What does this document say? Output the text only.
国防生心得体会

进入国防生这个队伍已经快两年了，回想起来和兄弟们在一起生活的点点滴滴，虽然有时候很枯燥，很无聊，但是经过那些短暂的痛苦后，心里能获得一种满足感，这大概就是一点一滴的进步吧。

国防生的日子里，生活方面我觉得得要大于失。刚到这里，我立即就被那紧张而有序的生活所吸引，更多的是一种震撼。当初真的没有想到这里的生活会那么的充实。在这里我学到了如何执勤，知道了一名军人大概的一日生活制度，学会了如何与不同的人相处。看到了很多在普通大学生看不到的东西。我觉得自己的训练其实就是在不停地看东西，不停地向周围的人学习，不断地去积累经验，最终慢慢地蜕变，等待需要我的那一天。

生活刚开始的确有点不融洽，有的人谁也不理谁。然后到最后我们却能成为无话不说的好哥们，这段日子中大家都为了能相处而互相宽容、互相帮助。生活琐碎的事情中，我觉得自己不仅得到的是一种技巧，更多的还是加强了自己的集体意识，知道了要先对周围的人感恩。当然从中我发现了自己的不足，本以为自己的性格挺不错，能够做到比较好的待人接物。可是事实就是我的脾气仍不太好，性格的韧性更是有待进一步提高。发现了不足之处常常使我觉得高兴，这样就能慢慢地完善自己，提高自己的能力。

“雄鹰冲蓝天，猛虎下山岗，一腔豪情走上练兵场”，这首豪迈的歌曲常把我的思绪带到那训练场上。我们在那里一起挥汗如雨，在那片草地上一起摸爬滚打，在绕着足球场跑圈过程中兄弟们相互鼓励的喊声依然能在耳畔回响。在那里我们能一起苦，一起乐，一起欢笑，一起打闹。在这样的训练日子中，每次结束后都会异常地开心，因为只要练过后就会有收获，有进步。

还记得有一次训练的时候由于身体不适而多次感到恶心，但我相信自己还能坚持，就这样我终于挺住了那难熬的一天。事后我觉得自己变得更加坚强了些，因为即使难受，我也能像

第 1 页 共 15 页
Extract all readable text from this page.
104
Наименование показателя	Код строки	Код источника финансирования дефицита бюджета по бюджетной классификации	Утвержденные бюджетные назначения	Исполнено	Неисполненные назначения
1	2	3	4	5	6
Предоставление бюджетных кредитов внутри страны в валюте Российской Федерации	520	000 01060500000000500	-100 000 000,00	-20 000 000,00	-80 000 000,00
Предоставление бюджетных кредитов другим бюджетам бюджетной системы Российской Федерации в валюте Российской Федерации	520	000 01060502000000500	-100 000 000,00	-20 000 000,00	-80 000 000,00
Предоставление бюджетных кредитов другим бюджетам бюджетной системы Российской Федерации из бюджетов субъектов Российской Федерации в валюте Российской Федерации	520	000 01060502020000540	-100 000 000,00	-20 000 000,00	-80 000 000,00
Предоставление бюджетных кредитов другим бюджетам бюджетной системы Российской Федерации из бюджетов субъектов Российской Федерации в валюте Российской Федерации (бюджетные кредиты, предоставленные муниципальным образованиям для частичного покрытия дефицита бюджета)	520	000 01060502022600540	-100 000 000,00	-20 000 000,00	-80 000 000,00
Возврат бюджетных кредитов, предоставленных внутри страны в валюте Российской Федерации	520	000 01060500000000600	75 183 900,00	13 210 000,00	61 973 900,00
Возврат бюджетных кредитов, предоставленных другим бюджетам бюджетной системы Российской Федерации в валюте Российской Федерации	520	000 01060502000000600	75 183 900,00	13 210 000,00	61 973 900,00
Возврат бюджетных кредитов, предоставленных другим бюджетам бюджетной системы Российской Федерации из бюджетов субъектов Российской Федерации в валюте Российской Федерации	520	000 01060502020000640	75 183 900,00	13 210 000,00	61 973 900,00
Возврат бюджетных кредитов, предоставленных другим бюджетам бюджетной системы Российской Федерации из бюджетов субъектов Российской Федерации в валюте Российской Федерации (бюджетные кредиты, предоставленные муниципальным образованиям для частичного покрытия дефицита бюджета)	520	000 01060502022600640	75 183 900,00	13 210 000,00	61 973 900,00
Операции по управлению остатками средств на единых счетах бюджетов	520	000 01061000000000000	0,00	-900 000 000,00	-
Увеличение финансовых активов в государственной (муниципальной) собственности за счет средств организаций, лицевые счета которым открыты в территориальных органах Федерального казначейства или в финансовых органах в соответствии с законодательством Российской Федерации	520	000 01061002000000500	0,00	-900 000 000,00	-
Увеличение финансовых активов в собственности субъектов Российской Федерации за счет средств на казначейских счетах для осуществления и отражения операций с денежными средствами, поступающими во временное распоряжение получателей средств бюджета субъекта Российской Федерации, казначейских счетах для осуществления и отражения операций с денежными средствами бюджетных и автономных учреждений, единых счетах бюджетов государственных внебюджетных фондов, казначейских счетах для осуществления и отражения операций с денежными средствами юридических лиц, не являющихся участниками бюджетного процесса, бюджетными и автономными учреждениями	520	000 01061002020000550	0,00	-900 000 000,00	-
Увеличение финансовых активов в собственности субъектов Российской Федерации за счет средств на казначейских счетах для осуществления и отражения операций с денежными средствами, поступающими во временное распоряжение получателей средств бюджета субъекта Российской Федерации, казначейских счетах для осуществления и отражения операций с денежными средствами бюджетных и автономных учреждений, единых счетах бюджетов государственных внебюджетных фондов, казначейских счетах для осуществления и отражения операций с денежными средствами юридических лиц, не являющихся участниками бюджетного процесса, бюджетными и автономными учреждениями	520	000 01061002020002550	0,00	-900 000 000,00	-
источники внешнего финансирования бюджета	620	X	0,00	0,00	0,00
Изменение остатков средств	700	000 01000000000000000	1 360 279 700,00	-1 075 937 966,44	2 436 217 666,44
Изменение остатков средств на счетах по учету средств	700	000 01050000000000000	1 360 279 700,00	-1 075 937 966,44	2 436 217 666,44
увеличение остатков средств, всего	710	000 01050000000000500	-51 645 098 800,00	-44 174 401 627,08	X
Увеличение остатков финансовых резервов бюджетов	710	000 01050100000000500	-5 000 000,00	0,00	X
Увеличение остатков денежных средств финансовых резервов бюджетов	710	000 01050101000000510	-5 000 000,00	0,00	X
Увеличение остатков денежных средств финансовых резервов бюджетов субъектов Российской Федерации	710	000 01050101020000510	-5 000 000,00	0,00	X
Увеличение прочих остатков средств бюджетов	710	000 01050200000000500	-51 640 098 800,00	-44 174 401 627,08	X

□ □ □ □ □

WRITTEN REQUEST :: Transcribe the data above in full, exactly.

TASK RESPONSE ::
What does this document say? Output the text only.
国防生心得体会

进入国防生这个队伍已经快两年了，回想起来和兄弟们在一起生活的点点滴滴，虽然有时候很枯燥，很无聊，但是经过那些短暂的痛苦后，心里能获得一种满足感，这大概就是一点一滴的进步吧。

国防生的日子里，生活方面我觉得得要大于失。刚到这里，我立即就被那紧张而有序的生活所吸引，更多的是一种震撼。当初真的没有想到这里的生活会那么的充实。在这里我学到了如何执勤，知道了一名军人大概的一日生活制度，学会了如何与不同的人相处。看到了很多在普通大学生看不到的东西。我觉得自己的训练其实就是在不停地看东西，不停地向周围的人学习，不断地去积累经验，最终慢慢地蜕变，等待需要我的那一天。

生活刚开始的确有点不融洽，有的人谁也不理谁。然后到最后我们却能成为无话不说的好哥们，这段日子中大家都为了能相处而互相宽容、互相帮助。生活琐碎的事情中，我觉得自己不仅得到的是一种技巧，更多的还是加强了自己的集体意识，知道了要先对周围的人感恩。当然从中我发现了自己的不足，本以为自己的性格挺不错，能够做到比较好的待人接物。可是事实就是我的脾气仍不太好，性格的韧性更是有待进一步提高。发现了不足之处常常使我觉得高兴，这样就能慢慢地完善自己，提高自己的能力。

“雄鹰冲蓝天，猛虎下山岗，一腔豪情走上练兵场”，这首豪迈的歌曲常把我的思绪带到那训练场上。我们在那里一起挥汗如雨，在那片草地上一起摸爬滚打，在绕着足球场跑圈过程中兄弟们相互鼓励的喊声依然能在耳畔回响。在那里我们能一起苦，一起乐，一起欢笑，一起打闹。在这样的训练日子中，每次结束后都会异常地开心，因为只要练过后就会有收获，有进步。

还记得有一次训练的时候由于身体不适而多次感到恶心，但我相信自己还能坚持，就这样我终于挺住了那难熬的一天。事后我觉得自己变得更加坚强了些，因为即使难受，我也能像

第 1 页 共 15 页
Extract all readable text from this page.
104
Наименование показателя	Код строки	Код источника финансирования дефицита бюджета по бюджетной классификации	Утвержденные бюджетные назначения	Исполнено	Неисполненные назначения
1	2	3	4	5	6
Предоставление бюджетных кредитов внутри страны в валюте Российской Федерации	520	000 01060500000000500	-100 000 000,00	-20 000 000,00	-80 000 000,00
Предоставление бюджетных кредитов другим бюджетам бюджетной системы Российской Федерации в валюте Российской Федерации	520	000 01060502000000500	-100 000 000,00	-20 000 000,00	-80 000 000,00
Предоставление бюджетных кредитов другим бюджетам бюджетной системы Российской Федерации из бюджетов субъектов Российской Федерации в валюте Российской Федерации	520	000 01060502020000540	-100 000 000,00	-20 000 000,00	-80 000 000,00
Предоставление бюджетных кредитов другим бюджетам бюджетной системы Российской Федерации из бюджетов субъектов Российской Федерации в валюте Российской Федерации (бюджетные кредиты, предоставленные муниципальным образованиям для частичного покрытия дефицита бюджета)	520	000 01060502022600540	-100 000 000,00	-20 000 000,00	-80 000 000,00
Возврат бюджетных кредитов, предоставленных внутри страны в валюте Российской Федерации	520	000 01060500000000600	75 183 900,00	13 210 000,00	61 973 900,00
Возврат бюджетных кредитов, предоставленных другим бюджетам бюджетной системы Российской Федерации в валюте Российской Федерации	520	000 01060502000000600	75 183 900,00	13 210 000,00	61 973 900,00
Возврат бюджетных кредитов, предоставленных другим бюджетам бюджетной системы Российской Федерации из бюджетов субъектов Российской Федерации в валюте Российской Федерации	520	000 01060502020000640	75 183 900,00	13 210 000,00	61 973 900,00
Возврат бюджетных кредитов, предоставленных другим бюджетам бюджетной системы Российской Федерации из бюджетов субъектов Российской Федерации в валюте Российской Федерации (бюджетные кредиты, предоставленные муниципальным образованиям для частичного покрытия дефицита бюджета)	520	000 01060502022600640	75 183 900,00	13 210 000,00	61 973 900,00
Операции по управлению остатками средств на единых счетах бюджетов	520	000 01061000000000000	0,00	-900 000 000,00	-
Увеличение финансовых активов в государственной (муниципальной) собственности за счет средств организаций, лицевые счета которым открыты в территориальных органах Федерального казначейства или в финансовых органах в соответствии с законодательством Российской Федерации	520	000 01061002000000500	0,00	-900 000 000,00	-
Увеличение финансовых активов в собственности субъектов Российской Федерации за счет средств на казначейских счетах для осуществления и отражения операций с денежными средствами, поступающими во временное распоряжение получателей средств бюджета субъекта Российской Федерации, казначейских счетах для осуществления и отражения операций с денежными средствами бюджетных и автономных учреждений, единых счетах бюджетов государственных внебюджетных фондов, казначейских счетах для осуществления и отражения операций с денежными средствами юридических лиц, не являющихся участниками бюджетного процесса, бюджетными и автономными учреждениями	520	000 01061002020000550	0,00	-900 000 000,00	-
Увеличение финансовых активов в собственности субъектов Российской Федерации за счет средств на казначейских счетах для осуществления и отражения операций с денежными средствами, поступающими во временное распоряжение получателей средств бюджета субъекта Российской Федерации, казначейских счетах для осуществления и отражения операций с денежными средствами бюджетных и автономных учреждений, единых счетах бюджетов государственных внебюджетных фондов, казначейских счетах для осуществления и отражения операций с денежными средствами юридических лиц, не являющихся участниками бюджетного процесса, бюджетными и автономными учреждениями	520	000 01061002020002550	0,00	-900 000 000,00	-
источники внешнего финансирования бюджета	620	X	0,00	0,00	0,00
Изменение остатков средств	700	000 01000000000000000	1 360 279 700,00	-1 075 937 966,44	2 436 217 666,44
Изменение остатков средств на счетах по учету средств	700	000 01050000000000000	1 360 279 700,00	-1 075 937 966,44	2 436 217 666,44
увеличение остатков средств, всего	710	000 01050000000000500	-51 645 098 800,00	-44 174 401 627,08	X
Увеличение остатков финансовых резервов бюджетов	710	000 01050100000000500	-5 000 000,00	0,00	X
Увеличение остатков денежных средств финансовых резервов бюджетов	710	000 01050101000000510	-5 000 000,00	0,00	X
Увеличение остатков денежных средств финансовых резервов бюджетов субъектов Российской Федерации	710	000 01050101020000510	-5 000 000,00	0,00	X
Увеличение прочих остатков средств бюджетов	710	000 01050200000000500	-51 640 098 800,00	-44 174 401 627,08	X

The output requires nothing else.